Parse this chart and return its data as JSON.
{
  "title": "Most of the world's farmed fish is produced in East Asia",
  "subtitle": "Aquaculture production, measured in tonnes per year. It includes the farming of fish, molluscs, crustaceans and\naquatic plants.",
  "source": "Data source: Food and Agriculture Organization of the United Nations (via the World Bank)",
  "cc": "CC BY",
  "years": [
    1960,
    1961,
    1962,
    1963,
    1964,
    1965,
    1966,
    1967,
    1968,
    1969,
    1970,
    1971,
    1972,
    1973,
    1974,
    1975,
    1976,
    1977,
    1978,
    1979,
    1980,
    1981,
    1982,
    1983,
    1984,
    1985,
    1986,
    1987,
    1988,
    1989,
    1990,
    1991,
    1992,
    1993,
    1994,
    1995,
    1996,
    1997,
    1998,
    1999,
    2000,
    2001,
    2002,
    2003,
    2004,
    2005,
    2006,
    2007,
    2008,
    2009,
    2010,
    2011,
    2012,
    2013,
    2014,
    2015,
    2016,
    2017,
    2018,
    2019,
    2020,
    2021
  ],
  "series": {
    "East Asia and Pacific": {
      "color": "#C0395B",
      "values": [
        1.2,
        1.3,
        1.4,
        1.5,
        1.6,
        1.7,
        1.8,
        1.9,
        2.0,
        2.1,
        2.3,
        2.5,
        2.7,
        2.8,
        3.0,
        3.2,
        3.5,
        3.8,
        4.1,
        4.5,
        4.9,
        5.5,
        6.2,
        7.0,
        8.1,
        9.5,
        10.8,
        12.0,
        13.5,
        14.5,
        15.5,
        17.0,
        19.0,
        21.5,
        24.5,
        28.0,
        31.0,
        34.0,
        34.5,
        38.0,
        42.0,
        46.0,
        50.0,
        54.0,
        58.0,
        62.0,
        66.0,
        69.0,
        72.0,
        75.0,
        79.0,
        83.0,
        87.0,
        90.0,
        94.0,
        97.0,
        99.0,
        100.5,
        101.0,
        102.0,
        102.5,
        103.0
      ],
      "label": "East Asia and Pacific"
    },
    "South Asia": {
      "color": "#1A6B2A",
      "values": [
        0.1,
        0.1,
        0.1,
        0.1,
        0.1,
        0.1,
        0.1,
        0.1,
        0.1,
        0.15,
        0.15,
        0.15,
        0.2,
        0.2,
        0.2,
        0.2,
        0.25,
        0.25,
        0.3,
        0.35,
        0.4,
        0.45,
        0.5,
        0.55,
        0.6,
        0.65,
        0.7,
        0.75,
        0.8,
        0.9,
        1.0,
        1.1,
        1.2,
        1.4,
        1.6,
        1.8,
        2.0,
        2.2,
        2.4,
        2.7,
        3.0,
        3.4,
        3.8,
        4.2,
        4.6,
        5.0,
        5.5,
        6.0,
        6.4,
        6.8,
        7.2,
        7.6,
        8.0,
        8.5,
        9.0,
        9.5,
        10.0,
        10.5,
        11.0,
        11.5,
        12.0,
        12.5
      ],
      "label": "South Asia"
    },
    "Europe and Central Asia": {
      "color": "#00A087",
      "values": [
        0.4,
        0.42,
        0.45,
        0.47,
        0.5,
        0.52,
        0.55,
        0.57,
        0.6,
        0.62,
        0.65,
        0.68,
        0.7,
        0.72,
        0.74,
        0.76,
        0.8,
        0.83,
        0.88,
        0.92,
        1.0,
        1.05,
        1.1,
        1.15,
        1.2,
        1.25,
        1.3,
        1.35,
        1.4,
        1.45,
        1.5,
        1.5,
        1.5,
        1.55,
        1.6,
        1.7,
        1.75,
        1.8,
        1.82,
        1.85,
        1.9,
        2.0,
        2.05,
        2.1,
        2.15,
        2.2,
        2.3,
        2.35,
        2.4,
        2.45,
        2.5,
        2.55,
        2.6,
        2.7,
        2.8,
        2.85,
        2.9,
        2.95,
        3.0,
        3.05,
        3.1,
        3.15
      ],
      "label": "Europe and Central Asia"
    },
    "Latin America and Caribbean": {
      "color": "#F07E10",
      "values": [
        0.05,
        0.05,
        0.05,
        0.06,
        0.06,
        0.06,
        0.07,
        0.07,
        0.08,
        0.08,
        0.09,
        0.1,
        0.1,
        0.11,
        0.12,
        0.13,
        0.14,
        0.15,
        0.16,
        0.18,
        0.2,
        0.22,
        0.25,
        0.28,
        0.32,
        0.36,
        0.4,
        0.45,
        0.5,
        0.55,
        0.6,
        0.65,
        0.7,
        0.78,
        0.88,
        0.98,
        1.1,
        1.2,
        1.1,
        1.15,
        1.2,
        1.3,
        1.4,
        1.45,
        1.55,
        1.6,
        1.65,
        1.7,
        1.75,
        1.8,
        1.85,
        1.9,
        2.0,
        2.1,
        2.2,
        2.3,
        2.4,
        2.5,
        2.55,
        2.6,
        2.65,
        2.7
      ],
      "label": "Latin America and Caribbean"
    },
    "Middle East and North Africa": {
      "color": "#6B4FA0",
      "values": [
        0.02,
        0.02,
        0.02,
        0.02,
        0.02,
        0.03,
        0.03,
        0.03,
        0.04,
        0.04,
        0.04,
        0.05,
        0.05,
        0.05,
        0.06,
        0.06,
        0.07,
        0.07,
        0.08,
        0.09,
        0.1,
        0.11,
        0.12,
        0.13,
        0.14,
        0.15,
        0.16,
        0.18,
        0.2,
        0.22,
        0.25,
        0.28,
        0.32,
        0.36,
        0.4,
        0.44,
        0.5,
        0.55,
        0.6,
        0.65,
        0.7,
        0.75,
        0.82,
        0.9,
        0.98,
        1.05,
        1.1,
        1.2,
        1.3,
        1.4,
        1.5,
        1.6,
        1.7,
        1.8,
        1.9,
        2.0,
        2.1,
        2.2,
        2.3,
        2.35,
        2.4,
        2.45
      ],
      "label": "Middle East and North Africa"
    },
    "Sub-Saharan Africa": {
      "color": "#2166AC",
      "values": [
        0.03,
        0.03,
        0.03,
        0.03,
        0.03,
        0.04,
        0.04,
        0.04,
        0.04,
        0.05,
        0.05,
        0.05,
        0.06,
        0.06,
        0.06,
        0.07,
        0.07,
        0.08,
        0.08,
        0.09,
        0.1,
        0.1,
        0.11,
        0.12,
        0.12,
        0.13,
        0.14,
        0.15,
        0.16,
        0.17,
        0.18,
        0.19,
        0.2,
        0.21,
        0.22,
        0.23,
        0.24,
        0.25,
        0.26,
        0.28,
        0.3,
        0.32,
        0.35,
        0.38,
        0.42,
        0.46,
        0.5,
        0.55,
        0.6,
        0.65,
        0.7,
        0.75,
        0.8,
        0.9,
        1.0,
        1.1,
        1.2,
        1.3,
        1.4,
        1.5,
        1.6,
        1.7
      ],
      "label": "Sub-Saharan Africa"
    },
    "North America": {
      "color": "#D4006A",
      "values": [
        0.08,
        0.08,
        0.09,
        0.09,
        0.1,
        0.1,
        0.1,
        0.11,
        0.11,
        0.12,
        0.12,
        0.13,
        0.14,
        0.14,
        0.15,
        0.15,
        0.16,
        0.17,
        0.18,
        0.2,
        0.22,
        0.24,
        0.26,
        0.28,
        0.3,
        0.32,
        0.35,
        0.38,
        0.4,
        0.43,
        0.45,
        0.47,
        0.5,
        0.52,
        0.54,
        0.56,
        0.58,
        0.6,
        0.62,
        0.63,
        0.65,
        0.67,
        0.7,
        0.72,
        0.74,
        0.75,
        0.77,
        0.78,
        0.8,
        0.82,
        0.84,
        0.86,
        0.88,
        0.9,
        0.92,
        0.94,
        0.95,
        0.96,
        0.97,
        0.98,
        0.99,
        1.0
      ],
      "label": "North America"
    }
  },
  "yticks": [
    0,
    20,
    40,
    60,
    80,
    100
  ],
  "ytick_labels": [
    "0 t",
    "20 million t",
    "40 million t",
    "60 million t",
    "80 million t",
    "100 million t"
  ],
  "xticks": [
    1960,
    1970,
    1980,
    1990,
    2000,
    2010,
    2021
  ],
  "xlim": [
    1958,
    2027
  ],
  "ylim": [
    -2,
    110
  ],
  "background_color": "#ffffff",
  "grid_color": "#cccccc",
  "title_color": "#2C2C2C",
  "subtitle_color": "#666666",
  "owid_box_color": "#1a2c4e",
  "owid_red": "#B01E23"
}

WHAT NEEDS TO BE DONE
Track down every line of the material containing the string "Europe", and copy it.

COMPLETE RESPONSE
    "Europe and Central Asia": {
      "label": "Europe and Central Asia"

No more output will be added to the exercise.